2014 Conference Presentation

Care integrationEvaluation EnglandUnited Kingdom

2 September 2015

But does it work? The challenge of evaluating complex integration projects: the experience from England

Ruth Thorlby, Nuffield Trust, United Kingdom

Abstract

In the past three years, the NHS in England has embarked on an ambitious programme to enable a faster pace and scale of integration between health and social care services, including supporting 14 ‘Pioneer’ innovation sites across England and creating a ‘Better Care Fund’ worth £3.8 billion from 2015/16 for regional initiatives in joint working between health and social care services. Many of the projects that are bidding for financial support from central government aim to streamline services across organisations for vulnerable groups, including people with long-term conditions, older people with multiple conditions, and people at the end of life. These integration projects are using a variety of techniques, including better identification of patients at risk of emergency hospital admissions, care-coordinators and multi-disciplinary teams to target and organise services around people in their homes and the community, enabling a wider range of services to be provided by both the state and voluntary sector, all underpinned by improved information systems that are shared between services.

The objective of these integration initiatives include better user experience and reducing costs to the health and social care system, particularly the pressure on emergency departments in hospitals. Emergency admissions in England have risen by 47 per cent between 1997/8 and 2012/30, compared to a 10% growth in the overall population. The evidence base underpinning these initiatives suggests that they will not necessarily meet all of their objectives, especially reducing pressure on hospitals.

----

* Things to do:
1 – List the vulnerable groups that the abstract on evaluating care integration projects in England names as targets of the projects seeking central government support.
2 – Translate this sentence from the abstract on evaluating care integration projects in England into Spanish: "The evidence base underpinning these initiatives suggests that they will not necessarily meet all of their objectives, especially reducing pressure on hospitals."
3 – Continue the abstract on evaluating care integration projects in England, picking up after its last sentence.

* Source information:

----

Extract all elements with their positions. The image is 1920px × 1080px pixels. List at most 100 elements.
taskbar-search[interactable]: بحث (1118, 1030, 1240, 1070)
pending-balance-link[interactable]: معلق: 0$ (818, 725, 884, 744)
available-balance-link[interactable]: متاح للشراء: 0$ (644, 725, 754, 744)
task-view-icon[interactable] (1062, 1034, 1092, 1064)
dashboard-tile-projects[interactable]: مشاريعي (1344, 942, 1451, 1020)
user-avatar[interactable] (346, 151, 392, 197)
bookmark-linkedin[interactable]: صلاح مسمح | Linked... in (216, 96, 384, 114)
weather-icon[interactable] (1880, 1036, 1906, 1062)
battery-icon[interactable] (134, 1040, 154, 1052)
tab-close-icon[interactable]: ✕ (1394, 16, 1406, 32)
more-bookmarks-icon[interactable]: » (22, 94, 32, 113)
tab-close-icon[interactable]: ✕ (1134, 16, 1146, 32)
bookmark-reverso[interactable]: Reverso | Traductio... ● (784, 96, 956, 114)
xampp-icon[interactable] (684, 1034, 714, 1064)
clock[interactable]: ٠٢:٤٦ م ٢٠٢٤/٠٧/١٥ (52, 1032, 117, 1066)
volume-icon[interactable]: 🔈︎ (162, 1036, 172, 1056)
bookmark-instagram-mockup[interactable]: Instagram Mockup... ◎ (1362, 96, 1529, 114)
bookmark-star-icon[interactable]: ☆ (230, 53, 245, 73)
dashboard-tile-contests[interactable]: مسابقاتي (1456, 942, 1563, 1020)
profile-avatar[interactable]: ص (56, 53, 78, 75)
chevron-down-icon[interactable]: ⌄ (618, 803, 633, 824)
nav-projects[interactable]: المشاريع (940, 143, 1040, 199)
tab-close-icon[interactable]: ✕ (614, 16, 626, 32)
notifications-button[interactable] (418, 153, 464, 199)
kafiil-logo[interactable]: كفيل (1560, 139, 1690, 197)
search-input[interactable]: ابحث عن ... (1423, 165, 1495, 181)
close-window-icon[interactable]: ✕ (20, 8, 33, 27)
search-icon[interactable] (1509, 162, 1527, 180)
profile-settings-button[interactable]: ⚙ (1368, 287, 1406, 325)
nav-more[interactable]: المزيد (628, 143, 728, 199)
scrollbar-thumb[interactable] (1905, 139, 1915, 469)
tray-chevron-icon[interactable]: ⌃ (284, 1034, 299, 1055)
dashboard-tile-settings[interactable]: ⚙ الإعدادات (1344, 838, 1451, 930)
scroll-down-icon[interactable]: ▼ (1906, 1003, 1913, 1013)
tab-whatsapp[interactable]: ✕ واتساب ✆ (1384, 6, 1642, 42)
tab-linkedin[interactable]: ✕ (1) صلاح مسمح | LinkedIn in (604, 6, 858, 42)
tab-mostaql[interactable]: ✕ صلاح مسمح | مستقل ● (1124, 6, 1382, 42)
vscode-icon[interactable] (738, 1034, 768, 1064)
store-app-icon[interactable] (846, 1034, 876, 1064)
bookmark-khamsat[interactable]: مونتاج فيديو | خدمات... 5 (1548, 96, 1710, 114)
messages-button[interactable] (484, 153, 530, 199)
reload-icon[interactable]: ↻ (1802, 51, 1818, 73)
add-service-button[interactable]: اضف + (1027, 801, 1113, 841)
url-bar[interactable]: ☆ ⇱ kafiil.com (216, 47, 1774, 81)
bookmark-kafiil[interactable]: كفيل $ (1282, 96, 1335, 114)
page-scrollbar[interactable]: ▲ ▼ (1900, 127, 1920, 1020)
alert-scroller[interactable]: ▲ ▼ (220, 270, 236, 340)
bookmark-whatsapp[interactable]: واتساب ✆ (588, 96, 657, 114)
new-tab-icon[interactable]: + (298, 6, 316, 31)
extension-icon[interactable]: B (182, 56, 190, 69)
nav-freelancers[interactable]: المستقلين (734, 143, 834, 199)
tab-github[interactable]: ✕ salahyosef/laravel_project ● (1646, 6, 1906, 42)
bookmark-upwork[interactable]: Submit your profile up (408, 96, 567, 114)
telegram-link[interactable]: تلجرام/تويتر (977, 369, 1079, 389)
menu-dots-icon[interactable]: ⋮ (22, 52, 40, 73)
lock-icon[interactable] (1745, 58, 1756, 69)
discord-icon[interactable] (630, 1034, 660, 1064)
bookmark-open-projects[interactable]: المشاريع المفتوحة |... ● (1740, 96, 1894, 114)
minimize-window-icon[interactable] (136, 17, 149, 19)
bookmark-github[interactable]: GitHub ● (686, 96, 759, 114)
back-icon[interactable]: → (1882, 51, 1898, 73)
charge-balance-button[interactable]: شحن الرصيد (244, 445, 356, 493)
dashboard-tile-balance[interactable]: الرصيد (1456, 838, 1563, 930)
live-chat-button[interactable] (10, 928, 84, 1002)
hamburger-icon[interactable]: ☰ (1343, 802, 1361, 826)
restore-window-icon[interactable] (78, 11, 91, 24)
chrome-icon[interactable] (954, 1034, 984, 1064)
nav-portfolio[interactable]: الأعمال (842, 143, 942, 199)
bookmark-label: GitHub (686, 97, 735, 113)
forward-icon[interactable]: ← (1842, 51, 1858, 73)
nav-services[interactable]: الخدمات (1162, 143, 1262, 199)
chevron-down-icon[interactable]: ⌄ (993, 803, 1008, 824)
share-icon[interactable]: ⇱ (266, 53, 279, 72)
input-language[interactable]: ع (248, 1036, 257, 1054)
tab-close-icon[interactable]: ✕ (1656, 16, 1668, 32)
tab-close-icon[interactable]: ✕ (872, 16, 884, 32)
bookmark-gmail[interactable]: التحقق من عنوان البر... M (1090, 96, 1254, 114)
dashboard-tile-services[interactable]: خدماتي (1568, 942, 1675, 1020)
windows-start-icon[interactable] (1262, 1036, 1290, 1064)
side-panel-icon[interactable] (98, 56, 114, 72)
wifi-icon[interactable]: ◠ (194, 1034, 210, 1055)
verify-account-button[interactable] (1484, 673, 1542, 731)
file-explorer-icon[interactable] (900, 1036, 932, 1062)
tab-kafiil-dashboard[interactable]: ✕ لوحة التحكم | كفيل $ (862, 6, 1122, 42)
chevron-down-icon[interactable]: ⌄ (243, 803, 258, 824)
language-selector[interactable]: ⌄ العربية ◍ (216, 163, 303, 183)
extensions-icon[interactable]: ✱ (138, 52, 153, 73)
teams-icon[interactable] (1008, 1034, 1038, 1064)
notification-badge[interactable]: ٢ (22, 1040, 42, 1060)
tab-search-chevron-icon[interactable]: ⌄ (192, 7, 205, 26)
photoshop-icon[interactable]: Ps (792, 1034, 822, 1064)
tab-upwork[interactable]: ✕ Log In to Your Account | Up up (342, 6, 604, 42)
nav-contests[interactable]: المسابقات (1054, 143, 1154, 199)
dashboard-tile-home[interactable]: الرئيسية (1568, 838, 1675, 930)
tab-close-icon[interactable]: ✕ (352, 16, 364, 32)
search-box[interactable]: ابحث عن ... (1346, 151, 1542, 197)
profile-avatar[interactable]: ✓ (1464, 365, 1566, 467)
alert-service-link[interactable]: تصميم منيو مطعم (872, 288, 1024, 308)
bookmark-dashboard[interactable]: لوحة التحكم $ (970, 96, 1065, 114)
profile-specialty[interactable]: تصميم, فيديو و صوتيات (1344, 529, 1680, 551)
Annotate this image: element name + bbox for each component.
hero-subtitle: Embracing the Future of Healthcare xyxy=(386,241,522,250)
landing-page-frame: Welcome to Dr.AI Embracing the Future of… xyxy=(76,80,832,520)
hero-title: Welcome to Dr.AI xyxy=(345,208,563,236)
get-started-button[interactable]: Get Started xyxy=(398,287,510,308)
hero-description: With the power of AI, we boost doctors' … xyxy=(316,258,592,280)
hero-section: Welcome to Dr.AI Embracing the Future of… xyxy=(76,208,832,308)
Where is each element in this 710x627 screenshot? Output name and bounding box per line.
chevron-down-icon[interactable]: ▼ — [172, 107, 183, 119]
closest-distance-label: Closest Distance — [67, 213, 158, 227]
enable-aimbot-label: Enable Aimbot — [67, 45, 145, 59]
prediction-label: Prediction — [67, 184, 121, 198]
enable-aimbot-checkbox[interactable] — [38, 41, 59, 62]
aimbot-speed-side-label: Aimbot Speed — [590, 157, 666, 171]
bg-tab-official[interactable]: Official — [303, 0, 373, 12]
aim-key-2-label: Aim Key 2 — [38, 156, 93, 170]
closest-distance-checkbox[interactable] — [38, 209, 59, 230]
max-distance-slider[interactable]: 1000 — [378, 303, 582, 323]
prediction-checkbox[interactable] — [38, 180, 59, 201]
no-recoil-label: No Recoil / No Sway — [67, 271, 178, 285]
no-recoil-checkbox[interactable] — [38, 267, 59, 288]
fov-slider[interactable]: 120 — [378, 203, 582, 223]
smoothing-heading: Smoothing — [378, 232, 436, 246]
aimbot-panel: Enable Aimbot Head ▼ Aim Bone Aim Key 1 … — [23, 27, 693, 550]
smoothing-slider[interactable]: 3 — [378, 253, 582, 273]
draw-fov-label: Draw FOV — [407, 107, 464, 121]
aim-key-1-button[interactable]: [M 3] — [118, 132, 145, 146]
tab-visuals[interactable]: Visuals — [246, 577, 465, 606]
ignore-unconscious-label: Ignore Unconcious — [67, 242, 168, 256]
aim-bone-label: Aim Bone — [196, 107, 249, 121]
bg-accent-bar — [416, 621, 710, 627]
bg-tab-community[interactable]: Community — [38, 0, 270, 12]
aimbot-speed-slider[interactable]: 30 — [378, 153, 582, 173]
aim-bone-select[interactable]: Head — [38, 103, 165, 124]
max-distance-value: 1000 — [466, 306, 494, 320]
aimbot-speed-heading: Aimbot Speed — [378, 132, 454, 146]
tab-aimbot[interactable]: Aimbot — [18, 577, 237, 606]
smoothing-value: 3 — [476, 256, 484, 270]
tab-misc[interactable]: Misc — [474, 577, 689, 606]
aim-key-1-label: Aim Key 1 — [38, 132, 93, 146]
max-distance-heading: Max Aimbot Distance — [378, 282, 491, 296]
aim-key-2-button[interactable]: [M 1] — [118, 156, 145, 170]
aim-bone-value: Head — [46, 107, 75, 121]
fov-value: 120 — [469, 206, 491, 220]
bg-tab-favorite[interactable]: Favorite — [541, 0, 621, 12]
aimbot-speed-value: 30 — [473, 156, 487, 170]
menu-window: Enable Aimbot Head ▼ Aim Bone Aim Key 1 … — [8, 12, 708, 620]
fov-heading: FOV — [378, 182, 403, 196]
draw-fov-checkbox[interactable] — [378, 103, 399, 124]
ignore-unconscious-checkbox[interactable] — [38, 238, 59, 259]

----

* Task-by-task results:
1 –
- People with long-term conditions
- Older people with multiple conditions
- People at the end of life

2 – La base de evidencia que sustenta estas iniciativas sugiere que no necesariamente cumplirán todos sus objetivos, especialmente el de reducir la presión sobre los hospitales.

3 –
This presentation will draw on the Nuffield Trust’s experience of evaluating complex integrated and community based care initiatives within the past five years. Over 30 projects have been evaluated, in collaboration with other organisations and many funded by the UK’s Department of Health. The projects have included projects using support workers to target older people at risk of hospital admission; ‘virtual wards’ which use multi-disciplinary teams to deliver home based care for at-risk patients; a large randomised controlled trial of tele-health and telemedicine; and an end-of–life home based nursing service. Many of these evaluations have investigated the impact of interventions on the use and cost of health services using primarily quantitative methods, including innovative ‘matched control’ techniques to track intervention patients compared to control group patients with similar characteristics and patterns of service use, to avoid the phenomenon of ‘regression to the mean’. The findings of these evaluations have shown that nearly all of them have failed to reduce hospital use (and in some cases have increased emergency admissions) with the sole exception of the end of life nursing care.

The presentation will explore the implications of these findings, including the challenges of evaluating projects which are implemented in different ways in different areas; how to account for contextual differences, such as organisational factors, leadership and differing timescales in implementation and enabling change in working practices. We will discuss the implications of our experience for designing intelligent evaluation that can both capture the complexity of these projects and be of benefit to those wanting to innovate in the future.